> _Short exercise_: Reproduce every line of the material below without changing a single character.

> _Records shown_:

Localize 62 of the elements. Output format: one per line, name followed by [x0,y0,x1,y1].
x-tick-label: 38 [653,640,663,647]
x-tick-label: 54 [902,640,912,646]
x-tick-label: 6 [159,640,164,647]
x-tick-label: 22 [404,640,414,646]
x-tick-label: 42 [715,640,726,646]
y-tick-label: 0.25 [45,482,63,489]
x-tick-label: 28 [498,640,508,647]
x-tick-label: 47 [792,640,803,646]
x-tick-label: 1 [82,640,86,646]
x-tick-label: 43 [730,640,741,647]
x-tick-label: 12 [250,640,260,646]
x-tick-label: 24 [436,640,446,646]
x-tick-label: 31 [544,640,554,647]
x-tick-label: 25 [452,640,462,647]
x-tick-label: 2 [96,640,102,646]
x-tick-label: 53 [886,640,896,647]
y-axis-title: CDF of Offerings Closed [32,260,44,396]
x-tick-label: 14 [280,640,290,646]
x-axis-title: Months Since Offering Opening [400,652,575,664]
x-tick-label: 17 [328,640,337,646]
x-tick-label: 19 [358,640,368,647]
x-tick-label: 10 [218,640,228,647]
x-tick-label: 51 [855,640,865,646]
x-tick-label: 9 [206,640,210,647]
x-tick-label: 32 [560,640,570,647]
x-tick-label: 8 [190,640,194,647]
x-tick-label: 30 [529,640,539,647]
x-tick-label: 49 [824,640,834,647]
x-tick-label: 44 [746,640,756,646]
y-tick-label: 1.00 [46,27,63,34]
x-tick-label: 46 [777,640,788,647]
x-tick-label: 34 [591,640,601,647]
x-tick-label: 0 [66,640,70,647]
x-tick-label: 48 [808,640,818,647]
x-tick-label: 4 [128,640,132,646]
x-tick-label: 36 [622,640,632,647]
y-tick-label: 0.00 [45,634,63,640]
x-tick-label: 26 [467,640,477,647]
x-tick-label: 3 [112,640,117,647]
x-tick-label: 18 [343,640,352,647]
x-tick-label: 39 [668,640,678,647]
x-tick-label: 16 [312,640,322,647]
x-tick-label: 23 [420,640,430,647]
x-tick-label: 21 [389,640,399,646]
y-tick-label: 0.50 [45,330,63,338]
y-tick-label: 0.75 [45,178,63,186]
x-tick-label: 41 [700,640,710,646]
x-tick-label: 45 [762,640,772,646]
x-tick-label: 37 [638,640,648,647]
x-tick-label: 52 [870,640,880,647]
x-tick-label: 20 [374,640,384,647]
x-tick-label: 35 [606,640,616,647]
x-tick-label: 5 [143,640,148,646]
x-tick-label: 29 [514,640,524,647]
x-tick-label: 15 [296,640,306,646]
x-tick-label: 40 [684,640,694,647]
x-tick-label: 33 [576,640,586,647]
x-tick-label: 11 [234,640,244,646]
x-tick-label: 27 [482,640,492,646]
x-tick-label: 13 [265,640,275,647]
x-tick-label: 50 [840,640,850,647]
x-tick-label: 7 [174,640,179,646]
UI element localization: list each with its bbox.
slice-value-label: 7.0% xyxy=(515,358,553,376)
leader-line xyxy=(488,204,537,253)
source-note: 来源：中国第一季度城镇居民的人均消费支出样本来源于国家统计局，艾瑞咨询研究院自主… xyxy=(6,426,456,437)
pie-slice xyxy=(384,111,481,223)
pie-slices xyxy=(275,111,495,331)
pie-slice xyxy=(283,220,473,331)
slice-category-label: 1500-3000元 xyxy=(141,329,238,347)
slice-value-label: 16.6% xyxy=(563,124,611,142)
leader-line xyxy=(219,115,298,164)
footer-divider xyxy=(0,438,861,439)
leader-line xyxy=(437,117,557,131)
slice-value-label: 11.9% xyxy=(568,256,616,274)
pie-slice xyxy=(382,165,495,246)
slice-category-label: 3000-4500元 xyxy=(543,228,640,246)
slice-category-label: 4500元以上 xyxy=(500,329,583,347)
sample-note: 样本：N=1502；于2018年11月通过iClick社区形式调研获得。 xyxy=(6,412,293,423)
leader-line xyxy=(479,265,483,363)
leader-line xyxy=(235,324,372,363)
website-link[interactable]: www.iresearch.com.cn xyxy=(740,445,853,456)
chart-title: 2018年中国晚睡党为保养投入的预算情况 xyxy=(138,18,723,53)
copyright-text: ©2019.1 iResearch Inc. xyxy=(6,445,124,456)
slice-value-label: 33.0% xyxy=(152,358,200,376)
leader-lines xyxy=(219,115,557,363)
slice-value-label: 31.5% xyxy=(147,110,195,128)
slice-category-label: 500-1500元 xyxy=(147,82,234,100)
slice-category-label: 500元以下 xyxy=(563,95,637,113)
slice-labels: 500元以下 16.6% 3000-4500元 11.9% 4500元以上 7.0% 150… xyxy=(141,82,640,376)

> _Output of the task_:
Localize 62 of the elements. Output format: one per line, name followed by [x0,y0,x1,y1].
x-tick-label: 38 [653,640,663,647]
x-tick-label: 54 [902,640,912,646]
x-tick-label: 6 [159,640,164,647]
x-tick-label: 22 [404,640,414,646]
x-tick-label: 42 [715,640,726,646]
y-tick-label: 0.25 [45,482,63,489]
x-tick-label: 28 [498,640,508,647]
x-tick-label: 47 [792,640,803,646]
x-tick-label: 1 [82,640,86,646]
x-tick-label: 43 [730,640,741,647]
x-tick-label: 12 [250,640,260,646]
x-tick-label: 24 [436,640,446,646]
x-tick-label: 31 [544,640,554,647]
x-tick-label: 25 [452,640,462,647]
x-tick-label: 2 [96,640,102,646]
x-tick-label: 53 [886,640,896,647]
y-axis-title: CDF of Offerings Closed [32,260,44,396]
x-tick-label: 14 [280,640,290,646]
x-axis-title: Months Since Offering Opening [400,652,575,664]
x-tick-label: 17 [328,640,337,646]
x-tick-label: 19 [358,640,368,647]
x-tick-label: 10 [218,640,228,647]
x-tick-label: 51 [855,640,865,646]
x-tick-label: 9 [206,640,210,647]
x-tick-label: 32 [560,640,570,647]
x-tick-label: 8 [190,640,194,647]
x-tick-label: 30 [529,640,539,647]
x-tick-label: 49 [824,640,834,647]
x-tick-label: 44 [746,640,756,646]
y-tick-label: 1.00 [46,27,63,34]
x-tick-label: 46 [777,640,788,647]
x-tick-label: 34 [591,640,601,647]
x-tick-label: 0 [66,640,70,647]
x-tick-label: 48 [808,640,818,647]
x-tick-label: 4 [128,640,132,646]
x-tick-label: 36 [622,640,632,647]
y-tick-label: 0.00 [45,634,63,640]
x-tick-label: 26 [467,640,477,647]
x-tick-label: 3 [112,640,117,647]
x-tick-label: 18 [343,640,352,647]
x-tick-label: 39 [668,640,678,647]
x-tick-label: 16 [312,640,322,647]
x-tick-label: 23 [420,640,430,647]
x-tick-label: 21 [389,640,399,646]
y-tick-label: 0.50 [45,330,63,338]
y-tick-label: 0.75 [45,178,63,186]
x-tick-label: 41 [700,640,710,646]
x-tick-label: 45 [762,640,772,646]
x-tick-label: 37 [638,640,648,647]
x-tick-label: 52 [870,640,880,647]
x-tick-label: 20 [374,640,384,647]
x-tick-label: 35 [606,640,616,647]
x-tick-label: 5 [143,640,148,646]
x-tick-label: 29 [514,640,524,647]
x-tick-label: 15 [296,640,306,646]
x-tick-label: 40 [684,640,694,647]
x-tick-label: 33 [576,640,586,647]
x-tick-label: 11 [234,640,244,646]
x-tick-label: 27 [482,640,492,646]
x-tick-label: 13 [265,640,275,647]
x-tick-label: 50 [840,640,850,647]
x-tick-label: 7 [174,640,179,646]
UI element localization: list each with its bbox.
slice-value-label: 7.0% xyxy=(515,358,553,376)
leader-line xyxy=(488,204,537,253)
source-note: 来源：中国第一季度城镇居民的人均消费支出样本来源于国家统计局，艾瑞咨询研究院自主… xyxy=(6,426,456,437)
pie-slice xyxy=(384,111,481,223)
pie-slices xyxy=(275,111,495,331)
pie-slice xyxy=(283,220,473,331)
slice-category-label: 1500-3000元 xyxy=(141,329,238,347)
slice-value-label: 16.6% xyxy=(563,124,611,142)
leader-line xyxy=(219,115,298,164)
footer-divider xyxy=(0,438,861,439)
leader-line xyxy=(437,117,557,131)
slice-value-label: 11.9% xyxy=(568,256,616,274)
pie-slice xyxy=(382,165,495,246)
slice-category-label: 3000-4500元 xyxy=(543,228,640,246)
slice-category-label: 4500元以上 xyxy=(500,329,583,347)
sample-note: 样本：N=1502；于2018年11月通过iClick社区形式调研获得。 xyxy=(6,412,293,423)
leader-line xyxy=(479,265,483,363)
leader-line xyxy=(235,324,372,363)
website-link[interactable]: www.iresearch.com.cn xyxy=(740,445,853,456)
chart-title: 2018年中国晚睡党为保养投入的预算情况 xyxy=(138,18,723,53)
copyright-text: ©2019.1 iResearch Inc. xyxy=(6,445,124,456)
slice-value-label: 33.0% xyxy=(152,358,200,376)
leader-lines xyxy=(219,115,557,363)
slice-value-label: 31.5% xyxy=(147,110,195,128)
slice-category-label: 500-1500元 xyxy=(147,82,234,100)
slice-category-label: 500元以下 xyxy=(563,95,637,113)
slice-labels: 500元以下 16.6% 3000-4500元 11.9% 4500元以上 7.0% 150… xyxy=(141,82,640,376)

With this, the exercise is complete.